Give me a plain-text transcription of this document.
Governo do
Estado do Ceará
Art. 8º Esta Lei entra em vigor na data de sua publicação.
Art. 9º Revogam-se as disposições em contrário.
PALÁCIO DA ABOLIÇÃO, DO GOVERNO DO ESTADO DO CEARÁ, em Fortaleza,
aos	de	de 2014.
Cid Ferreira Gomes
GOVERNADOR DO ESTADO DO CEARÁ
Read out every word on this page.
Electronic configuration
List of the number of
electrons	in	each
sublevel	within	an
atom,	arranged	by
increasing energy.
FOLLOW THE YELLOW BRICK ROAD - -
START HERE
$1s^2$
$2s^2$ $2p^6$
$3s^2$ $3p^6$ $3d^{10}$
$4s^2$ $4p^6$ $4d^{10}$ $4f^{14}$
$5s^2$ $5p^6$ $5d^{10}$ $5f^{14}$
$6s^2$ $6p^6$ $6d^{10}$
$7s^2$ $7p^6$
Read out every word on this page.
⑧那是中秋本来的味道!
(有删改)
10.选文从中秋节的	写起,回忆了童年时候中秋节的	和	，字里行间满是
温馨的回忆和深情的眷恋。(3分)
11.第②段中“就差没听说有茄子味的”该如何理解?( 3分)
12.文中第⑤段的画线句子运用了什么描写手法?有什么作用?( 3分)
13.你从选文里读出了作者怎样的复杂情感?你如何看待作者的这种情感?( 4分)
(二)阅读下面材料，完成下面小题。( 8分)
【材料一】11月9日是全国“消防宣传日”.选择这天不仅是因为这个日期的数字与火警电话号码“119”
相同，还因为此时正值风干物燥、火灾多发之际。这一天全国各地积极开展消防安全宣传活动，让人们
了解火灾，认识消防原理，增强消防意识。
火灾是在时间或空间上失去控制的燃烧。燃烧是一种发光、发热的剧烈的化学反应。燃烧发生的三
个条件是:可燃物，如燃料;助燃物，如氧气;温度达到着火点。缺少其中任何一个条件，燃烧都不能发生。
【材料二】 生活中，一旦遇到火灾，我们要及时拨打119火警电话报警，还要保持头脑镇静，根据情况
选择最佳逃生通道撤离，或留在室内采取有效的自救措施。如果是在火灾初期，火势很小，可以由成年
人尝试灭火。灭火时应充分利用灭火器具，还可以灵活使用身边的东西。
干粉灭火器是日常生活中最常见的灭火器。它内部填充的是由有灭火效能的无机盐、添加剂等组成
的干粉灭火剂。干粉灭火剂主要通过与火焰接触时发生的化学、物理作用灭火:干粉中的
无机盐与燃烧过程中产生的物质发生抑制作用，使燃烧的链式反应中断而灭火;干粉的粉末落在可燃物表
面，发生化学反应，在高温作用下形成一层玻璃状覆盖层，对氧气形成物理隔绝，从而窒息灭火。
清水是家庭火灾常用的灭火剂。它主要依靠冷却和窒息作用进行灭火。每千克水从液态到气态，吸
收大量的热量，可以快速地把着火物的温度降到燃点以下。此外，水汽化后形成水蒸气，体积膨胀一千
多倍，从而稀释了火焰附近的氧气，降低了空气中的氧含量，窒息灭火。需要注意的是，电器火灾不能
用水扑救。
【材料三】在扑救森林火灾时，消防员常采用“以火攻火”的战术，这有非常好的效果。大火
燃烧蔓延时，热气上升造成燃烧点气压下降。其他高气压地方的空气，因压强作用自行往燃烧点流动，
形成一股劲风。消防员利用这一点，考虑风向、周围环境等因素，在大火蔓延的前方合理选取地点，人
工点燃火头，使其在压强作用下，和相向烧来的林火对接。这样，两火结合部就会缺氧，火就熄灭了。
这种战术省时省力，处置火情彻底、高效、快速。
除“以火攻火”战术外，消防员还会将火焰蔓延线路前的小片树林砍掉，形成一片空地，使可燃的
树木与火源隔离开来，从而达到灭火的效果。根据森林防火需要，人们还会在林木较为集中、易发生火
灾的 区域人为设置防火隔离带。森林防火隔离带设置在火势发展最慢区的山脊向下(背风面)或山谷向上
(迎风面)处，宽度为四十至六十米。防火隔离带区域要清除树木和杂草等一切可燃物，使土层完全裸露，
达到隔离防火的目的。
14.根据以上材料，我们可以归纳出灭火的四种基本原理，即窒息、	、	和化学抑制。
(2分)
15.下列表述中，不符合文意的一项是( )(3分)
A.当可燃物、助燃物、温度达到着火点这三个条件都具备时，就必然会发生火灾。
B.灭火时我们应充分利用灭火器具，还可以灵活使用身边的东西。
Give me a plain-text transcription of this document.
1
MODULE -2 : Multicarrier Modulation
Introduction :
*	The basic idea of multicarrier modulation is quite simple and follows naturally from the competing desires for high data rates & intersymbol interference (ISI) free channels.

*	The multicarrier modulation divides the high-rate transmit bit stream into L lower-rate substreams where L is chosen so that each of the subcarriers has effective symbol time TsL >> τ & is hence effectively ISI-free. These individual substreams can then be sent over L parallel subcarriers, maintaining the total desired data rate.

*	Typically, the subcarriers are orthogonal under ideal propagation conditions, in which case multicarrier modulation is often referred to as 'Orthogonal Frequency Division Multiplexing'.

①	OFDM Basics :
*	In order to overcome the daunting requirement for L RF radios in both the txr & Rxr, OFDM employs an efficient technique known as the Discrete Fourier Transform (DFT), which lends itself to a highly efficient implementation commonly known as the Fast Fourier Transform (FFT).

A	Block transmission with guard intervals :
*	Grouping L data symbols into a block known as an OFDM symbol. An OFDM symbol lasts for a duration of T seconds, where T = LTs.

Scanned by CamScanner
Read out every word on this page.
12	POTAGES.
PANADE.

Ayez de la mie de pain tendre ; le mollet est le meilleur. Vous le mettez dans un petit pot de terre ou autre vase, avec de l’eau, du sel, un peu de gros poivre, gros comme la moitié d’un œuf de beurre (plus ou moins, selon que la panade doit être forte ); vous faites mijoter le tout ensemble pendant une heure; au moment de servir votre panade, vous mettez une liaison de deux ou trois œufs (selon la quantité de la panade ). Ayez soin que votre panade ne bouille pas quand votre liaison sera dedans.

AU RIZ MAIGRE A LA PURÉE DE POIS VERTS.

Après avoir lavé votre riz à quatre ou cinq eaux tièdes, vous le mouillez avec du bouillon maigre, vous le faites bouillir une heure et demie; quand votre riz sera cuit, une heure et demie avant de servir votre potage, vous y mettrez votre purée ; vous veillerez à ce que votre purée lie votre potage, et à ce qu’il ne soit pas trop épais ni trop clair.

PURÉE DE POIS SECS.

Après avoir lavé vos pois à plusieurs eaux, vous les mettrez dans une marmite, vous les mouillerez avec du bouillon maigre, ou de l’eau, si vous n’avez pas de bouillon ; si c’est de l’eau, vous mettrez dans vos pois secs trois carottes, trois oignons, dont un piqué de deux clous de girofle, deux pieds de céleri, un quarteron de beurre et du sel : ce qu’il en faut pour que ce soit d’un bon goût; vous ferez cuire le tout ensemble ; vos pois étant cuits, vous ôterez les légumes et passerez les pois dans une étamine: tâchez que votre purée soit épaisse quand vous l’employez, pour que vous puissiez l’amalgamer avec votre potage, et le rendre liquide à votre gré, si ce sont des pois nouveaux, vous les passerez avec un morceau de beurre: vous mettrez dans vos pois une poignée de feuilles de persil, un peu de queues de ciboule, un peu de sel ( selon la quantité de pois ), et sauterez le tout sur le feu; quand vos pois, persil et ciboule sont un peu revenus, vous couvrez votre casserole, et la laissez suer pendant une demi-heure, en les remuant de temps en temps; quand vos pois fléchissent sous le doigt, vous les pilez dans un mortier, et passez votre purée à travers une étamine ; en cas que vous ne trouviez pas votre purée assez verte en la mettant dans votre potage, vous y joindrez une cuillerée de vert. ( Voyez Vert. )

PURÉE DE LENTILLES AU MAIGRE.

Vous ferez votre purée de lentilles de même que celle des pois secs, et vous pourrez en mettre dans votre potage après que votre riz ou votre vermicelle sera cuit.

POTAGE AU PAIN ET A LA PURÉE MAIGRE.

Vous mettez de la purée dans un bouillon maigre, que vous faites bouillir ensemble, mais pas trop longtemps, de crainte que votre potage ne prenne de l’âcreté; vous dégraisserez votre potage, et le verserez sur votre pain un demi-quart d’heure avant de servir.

※

*GIVEN TASK*
Select the lines that carry the string "which" and copy them.

*RESULT OF THIS TASK*
*	Typically, the subcarriers are orthogonal under ideal propagation conditions, in which case multicarrier modulation is often referred to as 'Orthogonal Frequency Division Multiplexing'.
*	In order to overcome the daunting requirement for L RF radios in both the txr & Rxr, OFDM employs an efficient technique known as the Discrete Fourier Transform (DFT), which lends itself to a highly efficient implementation commonly known as the Fast Fourier Transform (FFT).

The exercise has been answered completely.